Direction: Here are some records; return them all exactly.

Source records:
::::

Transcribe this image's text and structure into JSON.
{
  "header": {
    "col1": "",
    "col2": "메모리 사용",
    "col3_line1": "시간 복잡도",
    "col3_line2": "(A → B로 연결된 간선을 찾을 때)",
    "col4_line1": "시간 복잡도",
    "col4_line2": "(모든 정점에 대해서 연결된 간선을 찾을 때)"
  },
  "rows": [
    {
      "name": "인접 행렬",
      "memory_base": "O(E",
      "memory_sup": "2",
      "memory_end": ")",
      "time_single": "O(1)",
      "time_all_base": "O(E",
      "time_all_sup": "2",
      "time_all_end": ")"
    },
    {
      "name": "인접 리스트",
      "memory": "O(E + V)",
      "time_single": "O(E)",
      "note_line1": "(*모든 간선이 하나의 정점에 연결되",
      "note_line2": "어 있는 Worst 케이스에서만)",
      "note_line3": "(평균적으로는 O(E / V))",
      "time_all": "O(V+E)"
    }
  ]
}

::::

Task result:
Transcribe this image's text and structure into JSON.
{
  "header": {
    "col1": "",
    "col2": "메모리 사용",
    "col3_line1": "시간 복잡도",
    "col3_line2": "(A → B로 연결된 간선을 찾을 때)",
    "col4_line1": "시간 복잡도",
    "col4_line2": "(모든 정점에 대해서 연결된 간선을 찾을 때)"
  },
  "rows": [
    {
      "name": "인접 행렬",
      "memory_base": "O(E",
      "memory_sup": "2",
      "memory_end": ")",
      "time_single": "O(1)",
      "time_all_base": "O(E",
      "time_all_sup": "2",
      "time_all_end": ")"
    },
    {
      "name": "인접 리스트",
      "memory": "O(E + V)",
      "time_single": "O(E)",
      "note_line1": "(*모든 간선이 하나의 정점에 연결되",
      "note_line2": "어 있는 Worst 케이스에서만)",
      "note_line3": "(평균적으로는 O(E / V))",
      "time_all": "O(V+E)"
    }
  ]
}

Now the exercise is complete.